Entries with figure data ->
-- start --
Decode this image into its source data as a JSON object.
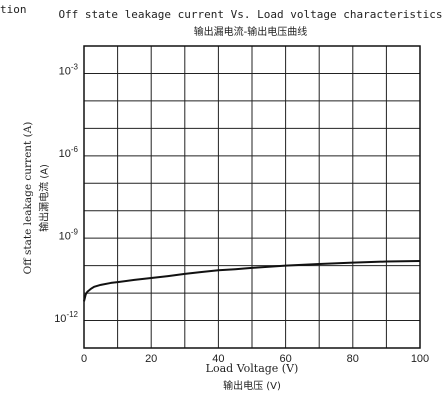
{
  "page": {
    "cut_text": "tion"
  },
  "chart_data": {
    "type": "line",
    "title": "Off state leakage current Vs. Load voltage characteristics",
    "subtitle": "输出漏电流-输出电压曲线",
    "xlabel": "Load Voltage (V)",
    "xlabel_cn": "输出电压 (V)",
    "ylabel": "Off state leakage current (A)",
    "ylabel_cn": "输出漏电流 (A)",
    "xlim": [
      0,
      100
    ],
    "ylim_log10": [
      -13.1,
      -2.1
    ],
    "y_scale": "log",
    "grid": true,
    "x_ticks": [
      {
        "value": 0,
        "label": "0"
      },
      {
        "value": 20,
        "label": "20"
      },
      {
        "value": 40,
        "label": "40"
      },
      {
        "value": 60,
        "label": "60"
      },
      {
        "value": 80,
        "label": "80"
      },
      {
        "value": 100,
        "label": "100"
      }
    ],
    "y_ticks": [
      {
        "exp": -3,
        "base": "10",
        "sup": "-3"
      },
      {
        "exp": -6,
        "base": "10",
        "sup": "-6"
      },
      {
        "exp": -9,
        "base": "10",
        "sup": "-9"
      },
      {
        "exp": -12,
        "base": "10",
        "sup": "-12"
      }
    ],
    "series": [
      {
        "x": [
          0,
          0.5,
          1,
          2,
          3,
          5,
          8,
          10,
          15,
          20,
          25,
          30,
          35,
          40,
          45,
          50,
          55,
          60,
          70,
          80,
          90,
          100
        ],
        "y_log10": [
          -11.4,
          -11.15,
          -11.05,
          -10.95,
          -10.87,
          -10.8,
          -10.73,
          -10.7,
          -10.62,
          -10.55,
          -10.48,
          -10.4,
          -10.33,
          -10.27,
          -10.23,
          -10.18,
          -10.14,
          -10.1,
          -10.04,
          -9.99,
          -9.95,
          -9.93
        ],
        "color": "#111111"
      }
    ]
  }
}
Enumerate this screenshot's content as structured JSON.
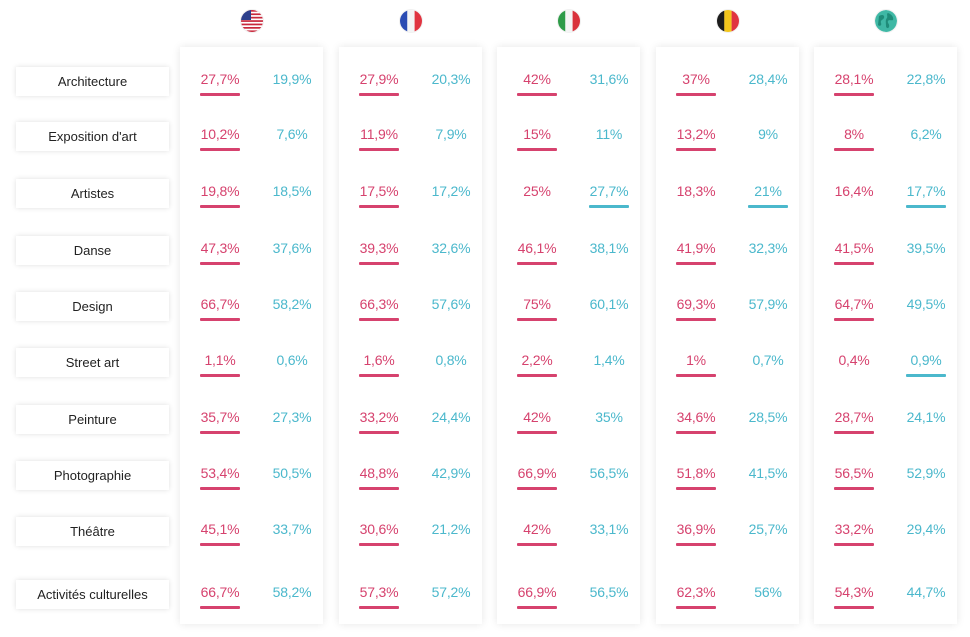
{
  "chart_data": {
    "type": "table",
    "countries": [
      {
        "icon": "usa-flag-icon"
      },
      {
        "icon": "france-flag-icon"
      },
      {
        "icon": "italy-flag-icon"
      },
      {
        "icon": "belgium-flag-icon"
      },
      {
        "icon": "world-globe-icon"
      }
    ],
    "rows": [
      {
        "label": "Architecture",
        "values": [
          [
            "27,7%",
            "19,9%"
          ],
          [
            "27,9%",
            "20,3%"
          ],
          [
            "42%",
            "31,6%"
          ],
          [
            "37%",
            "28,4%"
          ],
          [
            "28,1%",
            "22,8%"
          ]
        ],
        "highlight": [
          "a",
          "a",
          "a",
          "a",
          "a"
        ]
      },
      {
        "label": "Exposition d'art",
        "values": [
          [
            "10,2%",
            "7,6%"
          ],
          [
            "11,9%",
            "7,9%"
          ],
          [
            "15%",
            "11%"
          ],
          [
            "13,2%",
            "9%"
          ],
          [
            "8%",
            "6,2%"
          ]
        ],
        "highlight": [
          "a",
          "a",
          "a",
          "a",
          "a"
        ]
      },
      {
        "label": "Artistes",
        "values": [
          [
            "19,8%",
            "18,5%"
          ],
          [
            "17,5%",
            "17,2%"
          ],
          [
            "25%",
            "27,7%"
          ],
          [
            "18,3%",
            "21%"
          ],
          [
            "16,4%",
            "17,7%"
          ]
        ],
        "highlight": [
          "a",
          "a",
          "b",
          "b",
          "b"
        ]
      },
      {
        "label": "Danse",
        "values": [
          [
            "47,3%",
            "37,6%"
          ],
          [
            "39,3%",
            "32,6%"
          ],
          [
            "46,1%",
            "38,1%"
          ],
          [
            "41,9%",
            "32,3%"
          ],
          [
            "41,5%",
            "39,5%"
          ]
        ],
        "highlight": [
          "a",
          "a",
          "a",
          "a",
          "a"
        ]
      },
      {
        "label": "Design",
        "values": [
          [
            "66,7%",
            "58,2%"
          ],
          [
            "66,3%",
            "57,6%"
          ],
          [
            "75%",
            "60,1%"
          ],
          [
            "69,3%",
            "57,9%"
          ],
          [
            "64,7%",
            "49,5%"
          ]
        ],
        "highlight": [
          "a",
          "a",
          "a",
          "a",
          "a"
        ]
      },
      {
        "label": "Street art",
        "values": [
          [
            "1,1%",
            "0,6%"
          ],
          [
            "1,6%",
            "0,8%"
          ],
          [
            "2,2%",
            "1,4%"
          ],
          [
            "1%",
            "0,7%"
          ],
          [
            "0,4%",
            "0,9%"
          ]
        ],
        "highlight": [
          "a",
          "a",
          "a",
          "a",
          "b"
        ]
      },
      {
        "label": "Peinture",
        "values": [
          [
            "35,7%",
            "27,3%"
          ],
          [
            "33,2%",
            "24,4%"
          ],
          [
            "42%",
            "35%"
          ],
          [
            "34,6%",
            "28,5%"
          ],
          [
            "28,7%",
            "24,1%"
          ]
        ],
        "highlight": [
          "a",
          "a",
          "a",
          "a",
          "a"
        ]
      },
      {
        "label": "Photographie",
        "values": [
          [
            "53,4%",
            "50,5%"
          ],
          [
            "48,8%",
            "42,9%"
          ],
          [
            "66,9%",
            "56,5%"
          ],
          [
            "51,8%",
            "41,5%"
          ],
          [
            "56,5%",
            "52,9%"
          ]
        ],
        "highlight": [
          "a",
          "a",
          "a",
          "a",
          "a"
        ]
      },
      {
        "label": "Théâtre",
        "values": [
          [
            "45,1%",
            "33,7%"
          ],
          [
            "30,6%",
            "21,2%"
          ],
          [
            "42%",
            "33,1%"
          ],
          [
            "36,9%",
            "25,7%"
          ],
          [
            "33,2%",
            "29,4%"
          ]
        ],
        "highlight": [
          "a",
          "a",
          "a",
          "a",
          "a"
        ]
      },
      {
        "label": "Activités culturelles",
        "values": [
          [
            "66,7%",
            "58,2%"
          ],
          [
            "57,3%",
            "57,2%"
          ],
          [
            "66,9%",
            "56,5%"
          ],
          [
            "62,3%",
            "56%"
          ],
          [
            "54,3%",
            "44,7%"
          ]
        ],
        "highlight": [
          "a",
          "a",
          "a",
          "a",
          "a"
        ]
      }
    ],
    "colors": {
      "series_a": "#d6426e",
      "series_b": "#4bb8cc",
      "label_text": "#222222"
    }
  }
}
-- end --
-- start --
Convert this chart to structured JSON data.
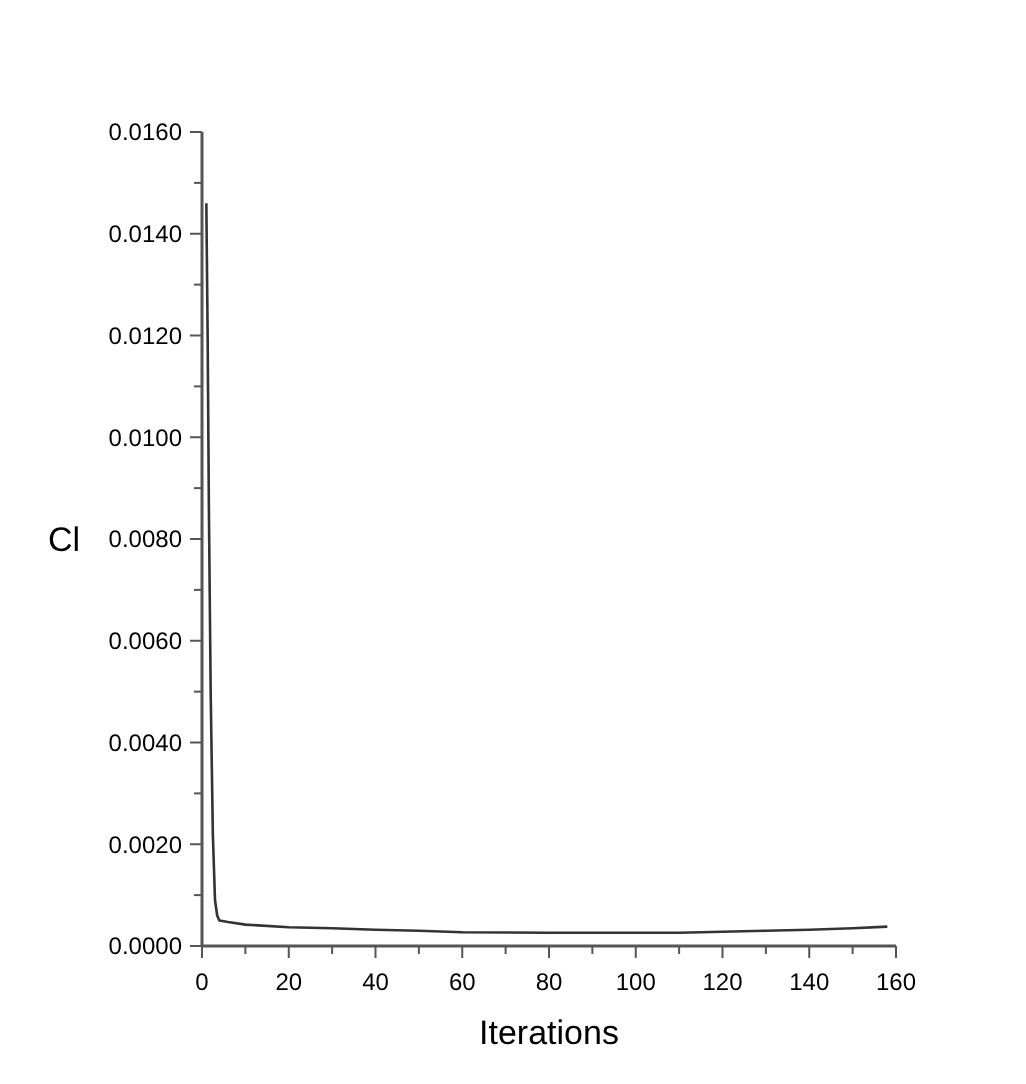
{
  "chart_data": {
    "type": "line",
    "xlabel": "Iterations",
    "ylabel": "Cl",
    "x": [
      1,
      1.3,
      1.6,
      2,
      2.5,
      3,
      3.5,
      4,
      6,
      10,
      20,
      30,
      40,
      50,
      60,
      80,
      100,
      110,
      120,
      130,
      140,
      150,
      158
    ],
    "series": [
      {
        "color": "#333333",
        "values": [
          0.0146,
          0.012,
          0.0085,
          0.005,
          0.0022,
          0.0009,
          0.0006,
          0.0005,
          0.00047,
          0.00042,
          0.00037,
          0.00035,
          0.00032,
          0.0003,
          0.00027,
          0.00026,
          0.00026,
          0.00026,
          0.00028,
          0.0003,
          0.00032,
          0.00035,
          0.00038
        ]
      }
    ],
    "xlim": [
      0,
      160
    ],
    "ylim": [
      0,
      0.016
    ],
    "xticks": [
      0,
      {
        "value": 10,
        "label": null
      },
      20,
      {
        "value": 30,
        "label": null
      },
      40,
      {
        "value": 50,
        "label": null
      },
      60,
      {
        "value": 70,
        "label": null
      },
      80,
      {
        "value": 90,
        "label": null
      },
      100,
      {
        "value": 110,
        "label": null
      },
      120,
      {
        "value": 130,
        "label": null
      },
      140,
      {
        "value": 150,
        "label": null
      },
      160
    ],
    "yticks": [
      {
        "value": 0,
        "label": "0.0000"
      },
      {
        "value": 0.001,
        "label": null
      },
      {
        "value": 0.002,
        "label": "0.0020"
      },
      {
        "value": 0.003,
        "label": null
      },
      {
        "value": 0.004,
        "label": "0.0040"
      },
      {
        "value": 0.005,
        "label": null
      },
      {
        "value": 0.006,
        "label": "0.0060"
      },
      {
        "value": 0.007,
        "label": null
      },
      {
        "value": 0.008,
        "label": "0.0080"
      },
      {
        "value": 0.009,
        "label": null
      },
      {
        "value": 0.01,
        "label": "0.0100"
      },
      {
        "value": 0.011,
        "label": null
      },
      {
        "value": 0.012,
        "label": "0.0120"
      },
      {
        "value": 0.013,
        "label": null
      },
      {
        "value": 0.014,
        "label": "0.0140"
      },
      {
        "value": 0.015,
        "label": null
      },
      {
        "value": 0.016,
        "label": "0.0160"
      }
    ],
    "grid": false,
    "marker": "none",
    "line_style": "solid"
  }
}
-- end --
PROBLEM -> In the records above, how many lines contain the word "icon"? Give the number alone.

WRITTEN ANSWER -> 5